> The task
Show every line of the records below that contains the word "организациях".

> Records supplied
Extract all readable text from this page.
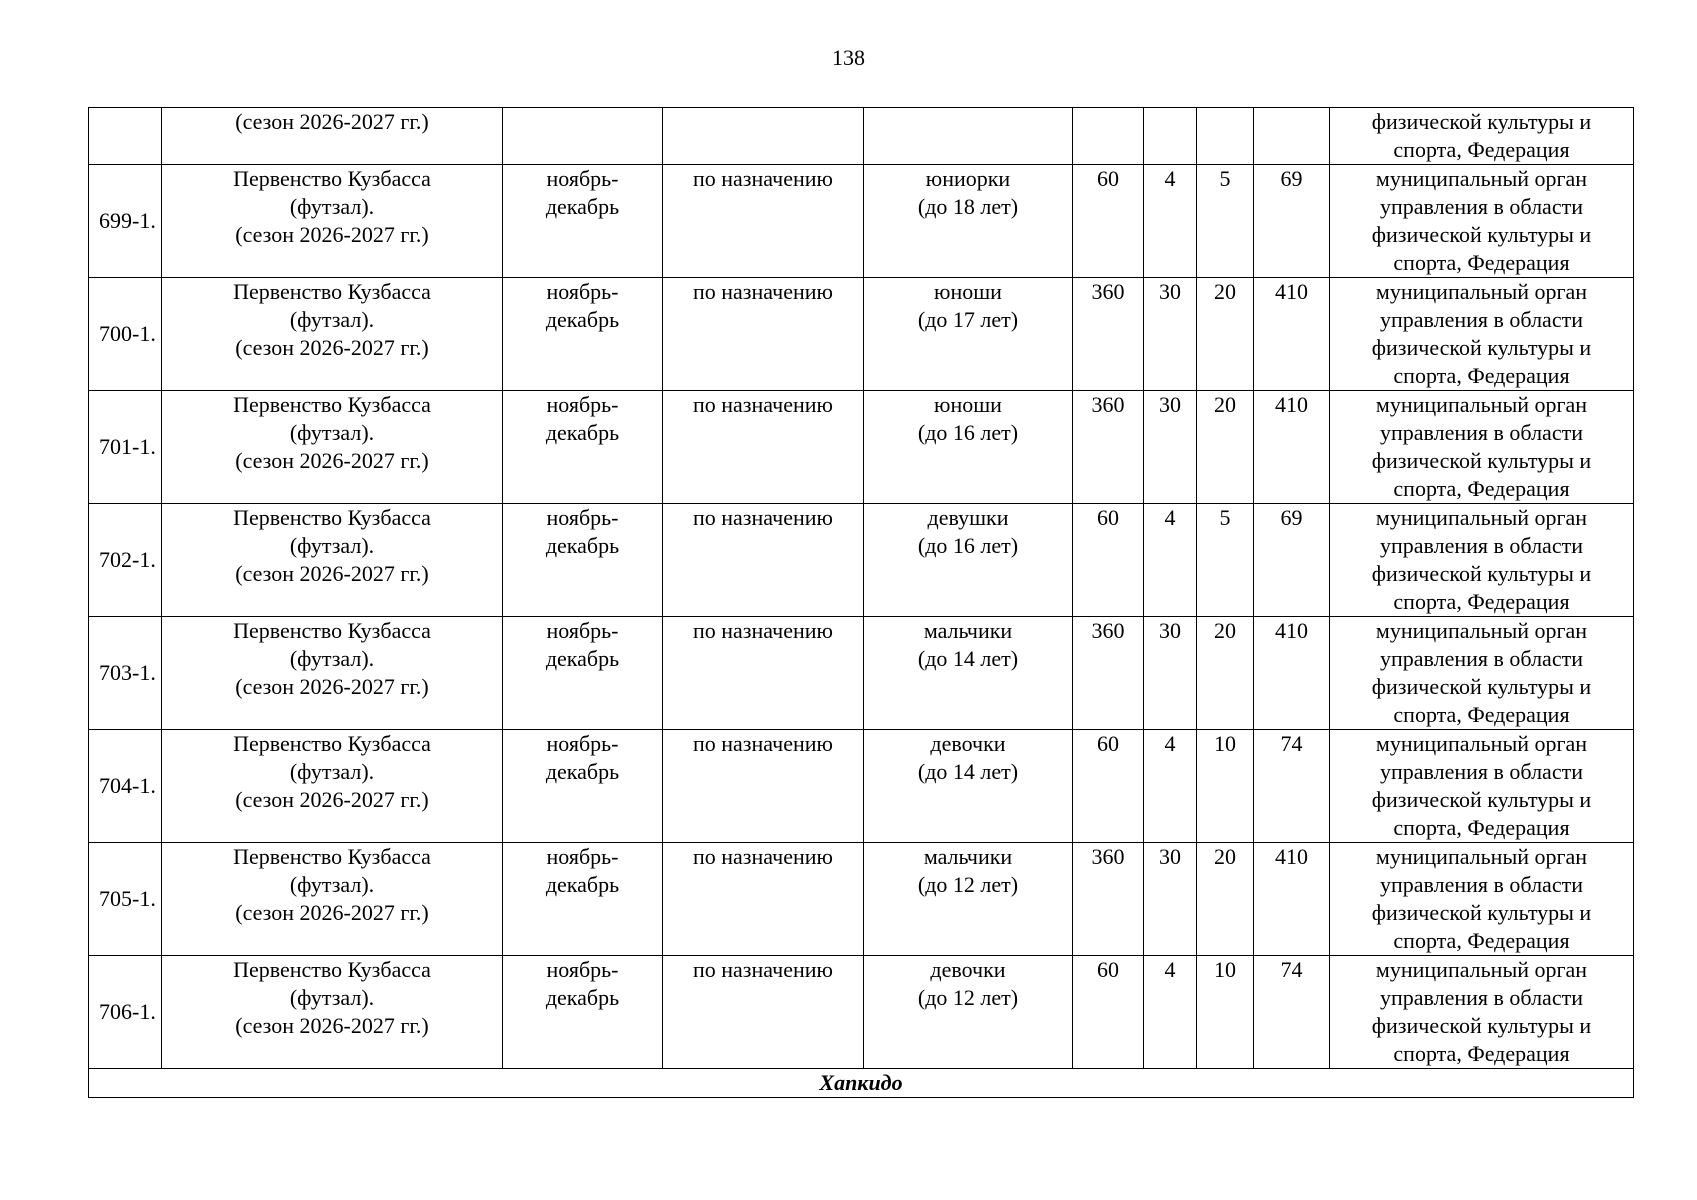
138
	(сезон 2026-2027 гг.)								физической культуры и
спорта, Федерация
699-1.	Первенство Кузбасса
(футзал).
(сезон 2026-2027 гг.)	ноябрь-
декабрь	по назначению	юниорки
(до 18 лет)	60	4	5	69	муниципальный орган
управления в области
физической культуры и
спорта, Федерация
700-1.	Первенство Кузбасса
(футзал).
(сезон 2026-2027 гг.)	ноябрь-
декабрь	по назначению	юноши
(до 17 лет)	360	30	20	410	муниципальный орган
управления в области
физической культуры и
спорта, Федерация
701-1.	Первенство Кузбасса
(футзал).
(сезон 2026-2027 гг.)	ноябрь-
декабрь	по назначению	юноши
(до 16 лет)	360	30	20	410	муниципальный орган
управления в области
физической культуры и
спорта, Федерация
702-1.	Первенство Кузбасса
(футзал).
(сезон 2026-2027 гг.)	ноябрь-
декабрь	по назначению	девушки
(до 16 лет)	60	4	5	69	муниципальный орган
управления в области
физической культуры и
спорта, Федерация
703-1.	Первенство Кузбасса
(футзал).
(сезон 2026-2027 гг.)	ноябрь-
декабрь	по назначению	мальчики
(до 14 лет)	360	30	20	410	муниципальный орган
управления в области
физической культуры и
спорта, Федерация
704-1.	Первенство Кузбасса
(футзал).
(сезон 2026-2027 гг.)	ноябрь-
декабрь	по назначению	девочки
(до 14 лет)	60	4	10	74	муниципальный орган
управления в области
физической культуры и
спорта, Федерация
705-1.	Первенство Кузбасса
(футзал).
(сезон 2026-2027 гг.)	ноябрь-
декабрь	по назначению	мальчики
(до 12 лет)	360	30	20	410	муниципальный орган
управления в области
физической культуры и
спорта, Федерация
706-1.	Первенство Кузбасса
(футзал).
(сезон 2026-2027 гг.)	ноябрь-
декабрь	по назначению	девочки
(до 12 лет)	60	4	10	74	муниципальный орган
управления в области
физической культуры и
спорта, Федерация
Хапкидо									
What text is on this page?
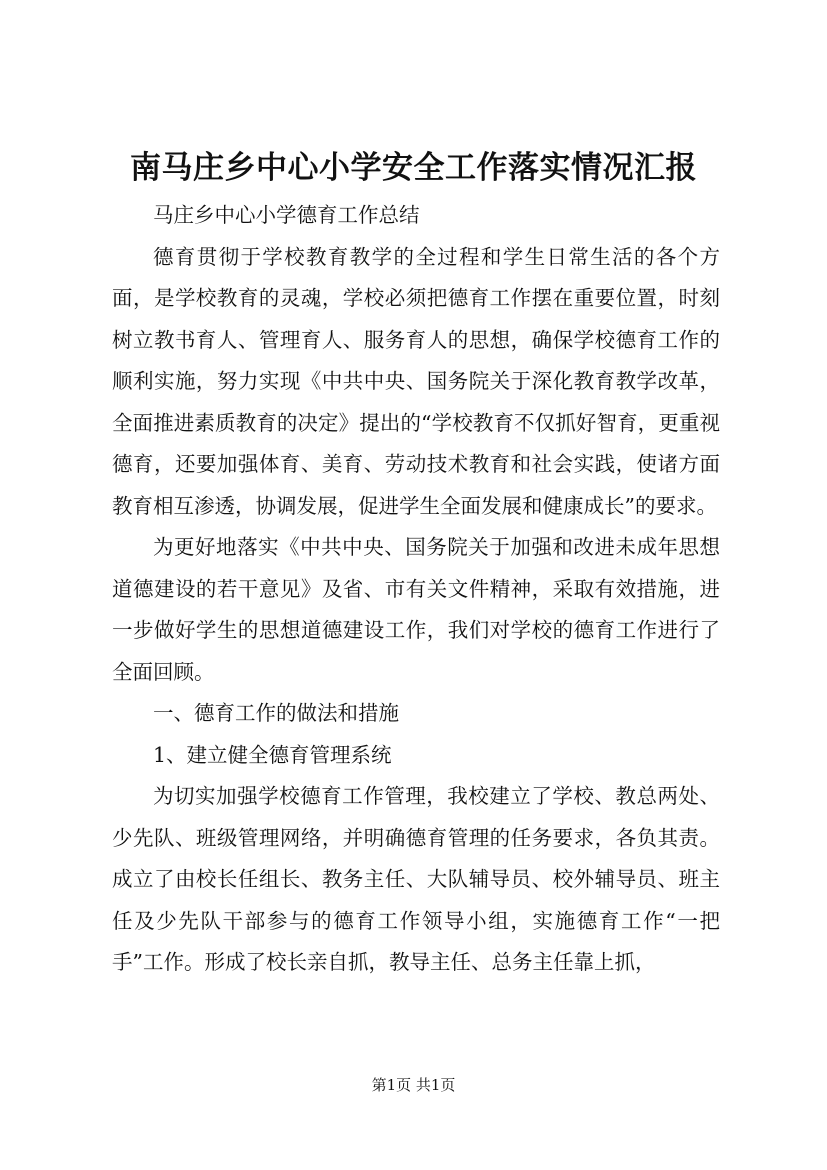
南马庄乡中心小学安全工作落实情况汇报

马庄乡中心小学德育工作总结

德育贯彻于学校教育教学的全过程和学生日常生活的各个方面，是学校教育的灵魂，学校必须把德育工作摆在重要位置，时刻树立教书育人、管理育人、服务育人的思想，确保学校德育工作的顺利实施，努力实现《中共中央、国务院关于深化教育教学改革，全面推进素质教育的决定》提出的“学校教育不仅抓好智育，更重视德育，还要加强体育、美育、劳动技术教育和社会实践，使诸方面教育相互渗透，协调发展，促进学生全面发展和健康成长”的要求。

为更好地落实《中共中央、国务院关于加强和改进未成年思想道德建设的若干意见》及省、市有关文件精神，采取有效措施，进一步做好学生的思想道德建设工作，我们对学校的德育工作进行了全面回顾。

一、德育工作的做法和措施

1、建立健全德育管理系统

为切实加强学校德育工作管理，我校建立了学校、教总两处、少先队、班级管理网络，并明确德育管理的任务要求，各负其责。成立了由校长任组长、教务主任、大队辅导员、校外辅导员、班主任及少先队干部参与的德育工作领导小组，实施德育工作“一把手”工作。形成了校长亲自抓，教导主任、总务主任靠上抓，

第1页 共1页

* * *

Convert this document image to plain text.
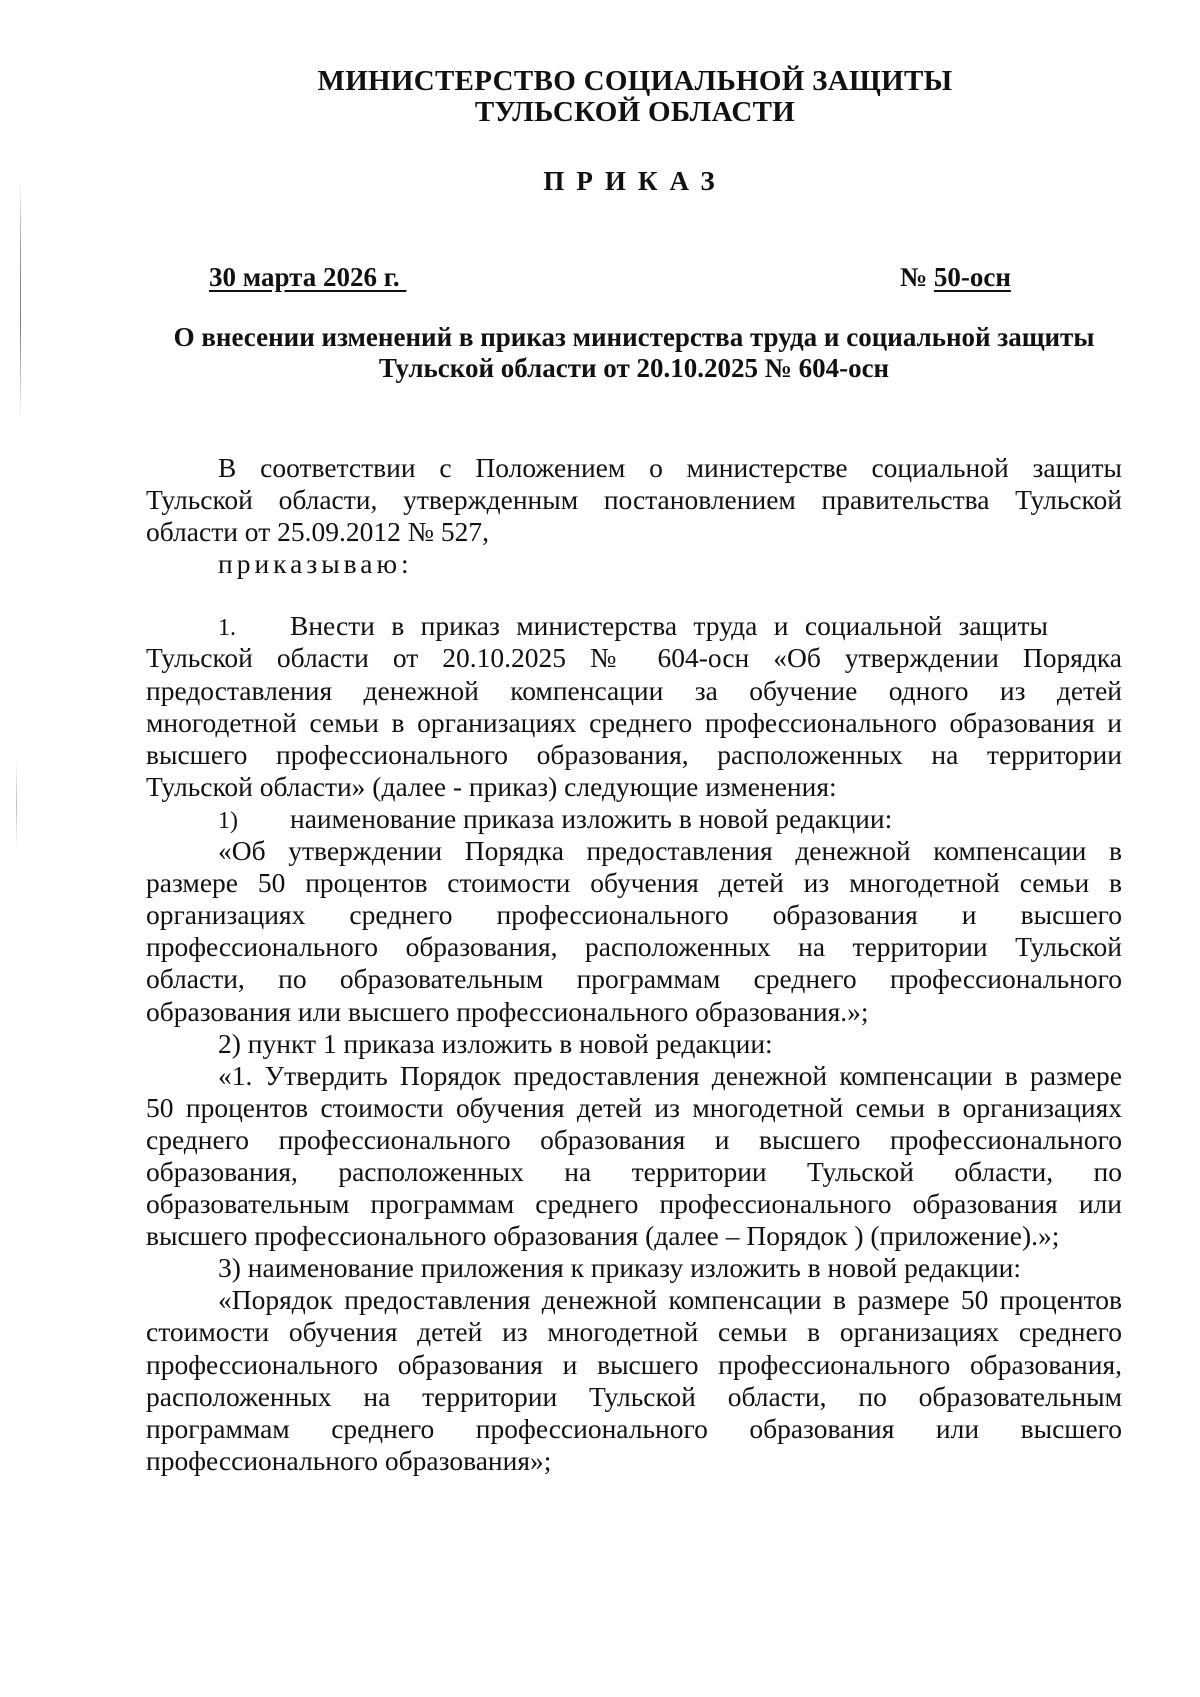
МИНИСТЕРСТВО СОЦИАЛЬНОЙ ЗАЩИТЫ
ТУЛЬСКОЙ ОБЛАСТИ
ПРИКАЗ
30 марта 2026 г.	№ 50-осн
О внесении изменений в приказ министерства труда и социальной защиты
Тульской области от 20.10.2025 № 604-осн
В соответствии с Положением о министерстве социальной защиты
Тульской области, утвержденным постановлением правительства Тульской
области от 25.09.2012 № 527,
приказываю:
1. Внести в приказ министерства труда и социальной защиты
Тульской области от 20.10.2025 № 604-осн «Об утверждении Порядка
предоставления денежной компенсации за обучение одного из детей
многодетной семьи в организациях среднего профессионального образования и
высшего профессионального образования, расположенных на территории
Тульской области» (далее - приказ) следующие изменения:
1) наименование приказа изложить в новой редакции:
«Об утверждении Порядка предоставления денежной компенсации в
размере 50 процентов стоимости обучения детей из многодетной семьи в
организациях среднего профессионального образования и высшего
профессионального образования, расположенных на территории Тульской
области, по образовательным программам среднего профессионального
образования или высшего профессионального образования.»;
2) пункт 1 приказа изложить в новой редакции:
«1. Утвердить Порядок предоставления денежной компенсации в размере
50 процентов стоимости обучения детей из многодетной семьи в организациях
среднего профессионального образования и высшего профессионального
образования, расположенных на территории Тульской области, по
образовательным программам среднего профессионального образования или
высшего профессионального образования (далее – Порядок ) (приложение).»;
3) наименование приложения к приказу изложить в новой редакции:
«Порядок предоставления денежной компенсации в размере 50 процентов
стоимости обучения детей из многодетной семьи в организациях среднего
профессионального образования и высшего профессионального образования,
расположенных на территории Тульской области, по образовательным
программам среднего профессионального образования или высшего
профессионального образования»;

> Response to the task
многодетной семьи в организациях среднего профессионального образования и
организациях среднего профессионального образования и высшего
50 процентов стоимости обучения детей из многодетной семьи в организациях
стоимости обучения детей из многодетной семьи в организациях среднего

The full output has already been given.